(Stored data)

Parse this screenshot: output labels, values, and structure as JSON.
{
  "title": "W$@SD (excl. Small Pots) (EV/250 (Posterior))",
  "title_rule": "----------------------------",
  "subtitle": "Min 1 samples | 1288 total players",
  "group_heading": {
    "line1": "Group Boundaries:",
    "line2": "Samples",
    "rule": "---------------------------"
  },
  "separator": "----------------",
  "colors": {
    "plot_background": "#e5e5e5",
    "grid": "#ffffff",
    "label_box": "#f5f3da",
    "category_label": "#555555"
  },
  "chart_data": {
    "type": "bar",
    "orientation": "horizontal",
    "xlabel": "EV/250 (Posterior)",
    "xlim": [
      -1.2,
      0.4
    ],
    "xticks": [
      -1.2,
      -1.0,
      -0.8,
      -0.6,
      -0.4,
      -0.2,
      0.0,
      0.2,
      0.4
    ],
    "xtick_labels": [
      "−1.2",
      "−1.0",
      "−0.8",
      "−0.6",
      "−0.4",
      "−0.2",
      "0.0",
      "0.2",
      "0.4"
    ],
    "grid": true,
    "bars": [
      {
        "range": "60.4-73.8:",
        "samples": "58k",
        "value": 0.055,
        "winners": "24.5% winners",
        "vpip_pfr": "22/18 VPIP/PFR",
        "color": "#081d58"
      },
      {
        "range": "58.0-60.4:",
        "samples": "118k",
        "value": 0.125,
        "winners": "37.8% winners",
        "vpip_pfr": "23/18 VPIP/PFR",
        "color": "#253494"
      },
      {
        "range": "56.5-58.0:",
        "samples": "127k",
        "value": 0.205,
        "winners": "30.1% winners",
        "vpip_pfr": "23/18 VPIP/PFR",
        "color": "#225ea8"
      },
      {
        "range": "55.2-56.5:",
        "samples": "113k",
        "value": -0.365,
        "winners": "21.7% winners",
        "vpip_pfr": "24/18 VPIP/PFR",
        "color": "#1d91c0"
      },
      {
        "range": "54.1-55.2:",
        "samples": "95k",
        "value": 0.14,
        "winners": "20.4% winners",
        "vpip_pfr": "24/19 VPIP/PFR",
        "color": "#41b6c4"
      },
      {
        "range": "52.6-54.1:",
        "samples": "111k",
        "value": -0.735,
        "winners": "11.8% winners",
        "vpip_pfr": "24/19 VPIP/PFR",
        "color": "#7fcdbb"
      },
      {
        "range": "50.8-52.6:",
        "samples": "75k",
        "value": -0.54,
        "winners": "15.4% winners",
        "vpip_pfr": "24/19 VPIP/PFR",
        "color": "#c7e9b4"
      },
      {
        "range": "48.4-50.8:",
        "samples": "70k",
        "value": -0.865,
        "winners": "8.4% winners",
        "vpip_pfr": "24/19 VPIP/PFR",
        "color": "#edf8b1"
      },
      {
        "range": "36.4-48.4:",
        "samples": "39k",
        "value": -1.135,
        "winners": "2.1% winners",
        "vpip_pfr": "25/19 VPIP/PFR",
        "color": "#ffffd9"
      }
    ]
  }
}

→ WHAT IS ASKED: Transcribe every entry exactly.

→ RESPONSE BELOW:
Parse this screenshot: output labels, values, and structure as JSON.
{
  "title": "W$@SD (excl. Small Pots) (EV/250 (Posterior))",
  "title_rule": "----------------------------",
  "subtitle": "Min 1 samples | 1288 total players",
  "group_heading": {
    "line1": "Group Boundaries:",
    "line2": "Samples",
    "rule": "---------------------------"
  },
  "separator": "----------------",
  "colors": {
    "plot_background": "#e5e5e5",
    "grid": "#ffffff",
    "label_box": "#f5f3da",
    "category_label": "#555555"
  },
  "chart_data": {
    "type": "bar",
    "orientation": "horizontal",
    "xlabel": "EV/250 (Posterior)",
    "xlim": [
      -1.2,
      0.4
    ],
    "xticks": [
      -1.2,
      -1.0,
      -0.8,
      -0.6,
      -0.4,
      -0.2,
      0.0,
      0.2,
      0.4
    ],
    "xtick_labels": [
      "−1.2",
      "−1.0",
      "−0.8",
      "−0.6",
      "−0.4",
      "−0.2",
      "0.0",
      "0.2",
      "0.4"
    ],
    "grid": true,
    "bars": [
      {
        "range": "60.4-73.8:",
        "samples": "58k",
        "value": 0.055,
        "winners": "24.5% winners",
        "vpip_pfr": "22/18 VPIP/PFR",
        "color": "#081d58"
      },
      {
        "range": "58.0-60.4:",
        "samples": "118k",
        "value": 0.125,
        "winners": "37.8% winners",
        "vpip_pfr": "23/18 VPIP/PFR",
        "color": "#253494"
      },
      {
        "range": "56.5-58.0:",
        "samples": "127k",
        "value": 0.205,
        "winners": "30.1% winners",
        "vpip_pfr": "23/18 VPIP/PFR",
        "color": "#225ea8"
      },
      {
        "range": "55.2-56.5:",
        "samples": "113k",
        "value": -0.365,
        "winners": "21.7% winners",
        "vpip_pfr": "24/18 VPIP/PFR",
        "color": "#1d91c0"
      },
      {
        "range": "54.1-55.2:",
        "samples": "95k",
        "value": 0.14,
        "winners": "20.4% winners",
        "vpip_pfr": "24/19 VPIP/PFR",
        "color": "#41b6c4"
      },
      {
        "range": "52.6-54.1:",
        "samples": "111k",
        "value": -0.735,
        "winners": "11.8% winners",
        "vpip_pfr": "24/19 VPIP/PFR",
        "color": "#7fcdbb"
      },
      {
        "range": "50.8-52.6:",
        "samples": "75k",
        "value": -0.54,
        "winners": "15.4% winners",
        "vpip_pfr": "24/19 VPIP/PFR",
        "color": "#c7e9b4"
      },
      {
        "range": "48.4-50.8:",
        "samples": "70k",
        "value": -0.865,
        "winners": "8.4% winners",
        "vpip_pfr": "24/19 VPIP/PFR",
        "color": "#edf8b1"
      },
      {
        "range": "36.4-48.4:",
        "samples": "39k",
        "value": -1.135,
        "winners": "2.1% winners",
        "vpip_pfr": "25/19 VPIP/PFR",
        "color": "#ffffd9"
      }
    ]
  }
}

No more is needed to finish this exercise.